Only lines holding the word "można" should be copied from the material.
----------
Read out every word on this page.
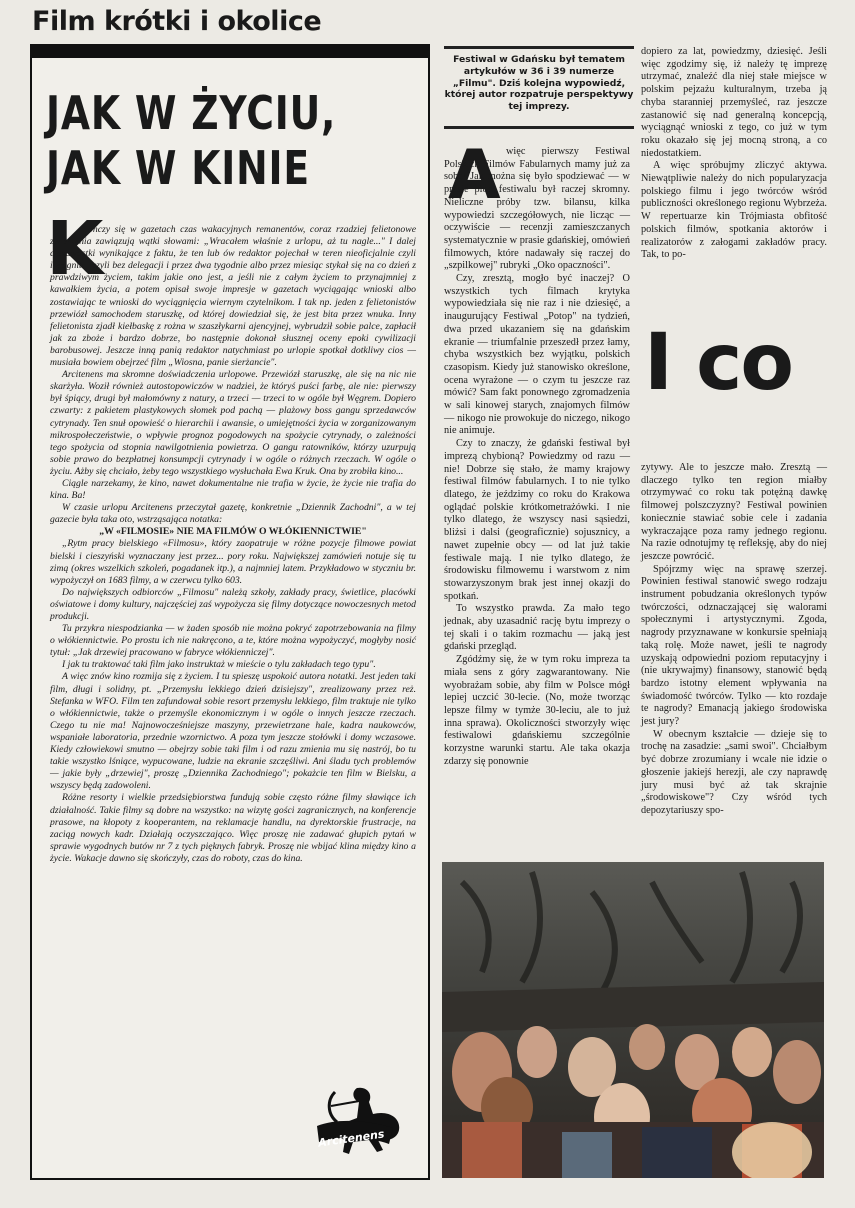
Film krótki i okolice
JAK W ŻYCIU,
JAK W KINIE
K

ończy się w gazetach czas wakacyjnych remanentów, coraz rzadziej felietonowe zwierzenia zawiązują wątki słowami: „Wracałem właśnie z urlopu, aż tu nagle..." I dalej ciekawostki wynikające z faktu, że ten lub ów redaktor pojechał w teren nieoficjalnie czyli incognito, czyli bez delegacji i przez dwa tygodnie albo przez miesiąc stykał się na co dzień z prawdziwym życiem, takim jakie ono jest, a jeśli nie z całym życiem to przynajmniej z kawałkiem życia, a potem opisał swoje impresje w gazetach wyciągając wnioski albo zostawiając te wnioski do wyciągnięcia wiernym czytelnikom. I tak np. jeden z felietonistów przewiózł samochodem staruszkę, od której dowiedział się, że jest bita przez wnuka. Inny felietonista zjadł kiełbaskę z rożna w szaszłykarni ajencyjnej, wybrudził sobie palce, zapłacił jak za zboże i bardzo dobrze, bo następnie dokonał słusznej oceny epoki cywilizacji barobusowej. Jeszcze inną panią redaktor natychmiast po urlopie spotkał dotkliwy cios — musiała bowiem obejrzeć film „Wiosna, panie sierżancie".

Arcitenens ma skromne doświadczenia urlopowe. Przewiózł staruszkę, ale się na nic nie skarżyła. Woził również autostopowiczów w nadziei, że któryś puści farbę, ale nie: pierwszy był śpiący, drugi był małomówny z natury, a trzeci — trzeci to w ogóle był Węgrem. Dopiero czwarty: z pakietem plastykowych słomek pod pachą — plażowy boss gangu sprzedawców cytrynady. Ten snuł opowieść o hierarchii i awansie, o umiejętności życia w zorganizowanym mikrospołeczeństwie, o wpływie prognoz pogodowych na spożycie cytrynady, o zależności tego spożycia od stopnia nawilgotnienia powietrza. O gangu ratowników, którzy uzurpują sobie prawo do bezpłatnej konsumpcji cytrynady i w ogóle o różnych rzeczach. W ogóle o życiu. Ażby się chciało, żeby tego wszystkiego wysłuchała Ewa Kruk. Ona by zrobiła kino...

Ciągle narzekamy, że kino, nawet dokumentalne nie trafia w życie, że życie nie trafia do kina. Ba!

W czasie urlopu Arcitenens przeczytał gazetę, konkretnie „Dziennik Zachodni", a w tej gazecie była taka oto, wstrząsająca notatka:

„W «FILMOSIE» NIE MA FILMÓW O WŁÓKIENNICTWIE"

„Rytm pracy bielskiego «Filmosu», który zaopatruje w różne pozycje filmowe powiat bielski i cieszyński wyznaczany jest przez... pory roku. Największej zamówień notuje się tu zimą (okres wszelkich szkoleń, pogadanek itp.), a najmniej latem. Przykładowo w styczniu br. wypożyczył on 1683 filmy, a w czerwcu tylko 603.

Do największych odbiorców „Filmosu" należą szkoły, zakłady pracy, świetlice, placówki oświatowe i domy kultury, najczęściej zaś wypożycza się filmy dotyczące nowoczesnych metod produkcji.

Tu przykra niespodzianka — w żaden sposób nie można pokryć zapotrzebowania na filmy o włókiennictwie. Po prostu ich nie nakręcono, a te, które można wypożyczyć, mogłyby nosić tytuł: „Jak drzewiej pracowano w fabryce włókienniczej".

I jak tu traktować taki film jako instruktaż w mieście o tylu zakładach tego typu".

A więc znów kino rozmija się z życiem. I tu spieszę uspokoić autora notatki. Jest jeden taki film, długi i solidny, pt. „Przemysłu lekkiego dzień dzisiejszy", zrealizowany przez reż. Stefanka w WFO. Film ten zafundował sobie resort przemysłu lekkiego, film traktuje nie tylko o włókiennictwie, także o przemyśle ekonomicznym i w ogóle o innych jeszcze rzeczach. Czego tu nie ma! Najnowocześniejsze maszyny, przewietrzane hale, kadra naukowców, wspaniałe laboratoria, przednie wzornictwo. A poza tym jeszcze stołówki i domy wczasowe. Kiedy człowiekowi smutno — obejrzy sobie taki film i od razu zmienia mu się nastrój, bo tu takie wszystko lśniące, wypucowane, ludzie na ekranie szczęśliwi. Ani śladu tych problemów — jakie były „drzewiej", proszę „Dziennika Zachodniego"; pokażcie ten film w Bielsku, a wszyscy będą zadowoleni.

Różne resorty i wielkie przedsiębiorstwa fundują sobie często różne filmy sławiące ich działalność. Takie filmy są dobre na wszystko: na wizytę gości zagranicznych, na konferencje prasowe, na kłopoty z kooperantem, na reklamacje handlu, na dyrektorskie frustracje, na zaciąg nowych kadr. Działają oczyszczająco. Więc proszę nie zadawać głupich pytań w sprawie wygodnych butów nr 7 z tych pięknych fabryk. Proszę nie wbijać klina między kino a życie. Wakacje dawno się skończyły, czas do roboty, czas do kina.

Arcitenens
Festiwal w Gdańsku był tematem artykułów w 36 i 39 numerze „Filmu". Dziś kolejna wypowiedź, której autor rozpatruje perspektywy tej imprezy.
A więc pierwszy Festiwal Polskich Filmów Fabularnych mamy już za sobą! Jak można się było spodziewać — w prasie plon festiwalu był raczej skromny. Nieliczne próby tzw. bilansu, kilka wypowiedzi szczegółowych, nie licząc — oczywiście — recenzji zamieszczanych systematycznie w prasie gdańskiej, omówień filmowych, które nadawały się raczej do „szpilkowej" rubryki „Oko opaczności".

Czy, zresztą, mogło być inaczej? O wszystkich tych filmach krytyka wypowiedziała się nie raz i nie dziesięć, a inaugurujący Festiwal „Potop" na tydzień, dwa przed ukazaniem się na gdańskim ekranie — triumfalnie przeszedł przez łamy, chyba wszystkich bez wyjątku, polskich czasopism. Kiedy już stanowisko określone, ocena wyrażone — o czym tu jeszcze raz mówić? Sam fakt ponownego zgromadzenia w sali kinowej starych, znajomych filmów — nikogo nie prowokuje do niczego, nikogo nie animuje.

Czy to znaczy, że gdański festiwal był imprezą chybioną? Powiedzmy od razu — nie! Dobrze się stało, że mamy krajowy festiwal filmów fabularnych. I to nie tylko dlatego, że jeździmy co roku do Krakowa oglądać polskie krótkometrażówki. I nie tylko dlatego, że wszyscy nasi sąsiedzi, bliżsi i dalsi (geograficznie) sojusznicy, a nawet zupełnie obcy — od lat już takie festiwale mają. I nie tylko dlatego, że środowisku filmowemu i warstwom z nim stowarzyszonym brak jest innej okazji do spotkań.

To wszystko prawda. Za mało tego jednak, aby uzasadnić rację bytu imprezy o tej skali i o takim rozmachu — jaką jest gdański przegląd.

Zgódźmy się, że w tym roku impreza ta miała sens z góry zagwarantowany. Nie wyobrażam sobie, aby film w Polsce mógł lepiej uczcić 30-lecie. (No, może tworząc lepsze filmy w tymże 30-leciu, ale to już inna sprawa). Okoliczności stworzyły więc festiwalowi gdańskiemu szczególnie korzystne warunki startu. Ale taka okazja zdarzy się ponownie

dopiero za lat, powiedzmy, dziesięć. Jeśli więc zgodzimy się, iż należy tę imprezę utrzymać, znaleźć dla niej stałe miejsce w polskim pejzażu kulturalnym, trzeba ją chyba staranniej przemyśleć, raz jeszcze zastanowić się nad generalną koncepcją, wyciągnąć wnioski z tego, co już w tym roku okazało się jej mocną stroną, a co niedostatkiem.

A więc spróbujmy zliczyć aktywa. Niewątpliwie należy do nich popularyzacja polskiego filmu i jego twórców wśród publiczności określonego regionu Wybrzeża. W repertuarze kin Trójmiasta obfitość polskich filmów, spotkania aktorów i realizatorów z załogami zakładów pracy. Tak, to po-

I co

zytywy. Ale to jeszcze mało. Zresztą — dlaczego tylko ten region miałby otrzymywać co roku tak potężną dawkę filmowej polszczyzny? Festiwal powinien koniecznie stawiać sobie cele i zadania wykraczające poza ramy jednego regionu. Na razie odnotujmy tę refleksję, aby do niej jeszcze powrócić.

Spójrzmy więc na sprawę szerzej. Powinien festiwal stanowić swego rodzaju instrument pobudzania określonych typów twórczości, odznaczającej się walorami społecznymi i artystycznymi. Zgoda, nagrody przyznawane w konkursie spełniają taką rolę. Może nawet, jeśli te nagrody uzyskają odpowiedni poziom reputacyjny i (nie ukrywajmy) finansowy, stanowić będą bardzo istotny element wpływania na świadomość twórców. Tylko — kto rozdaje te nagrody? Emanacją jakiego środowiska jest jury?

W obecnym kształcie — dzieje się to trochę na zasadzie: „sami swoi". Chciałbym być dobrze zrozumiany i wcale nie idzie o głoszenie jakiejś herezji, ale czy naprawdę jury musi być aż tak skrajnie „środowiskowe"? Czy wśród tych depozytariuszy spo-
----------
ANSWER TO THIS EXERCISE |
Tu przykra niespodzianka — w żaden sposób nie można pokryć zapotrzebowania na filmy o włókiennictwie. Po prostu ich nie nakręcono, a te, które można wypożyczyć, mogłyby nosić tytuł: „Jak drzewiej pracowano w fabryce włókienniczej".
A więc pierwszy Festiwal Polskich Filmów Fabularnych mamy już za sobą! Jak można się było spodziewać — w prasie plon festiwalu był raczej skromny. Nieliczne próby tzw. bilansu, kilka wypowiedzi szczegółowych, nie licząc — oczywiście — recenzji zamieszczanych systematycznie w prasie gdańskiej, omówień filmowych, które nadawały się raczej do „szpilkowej" rubryki „Oko opaczności".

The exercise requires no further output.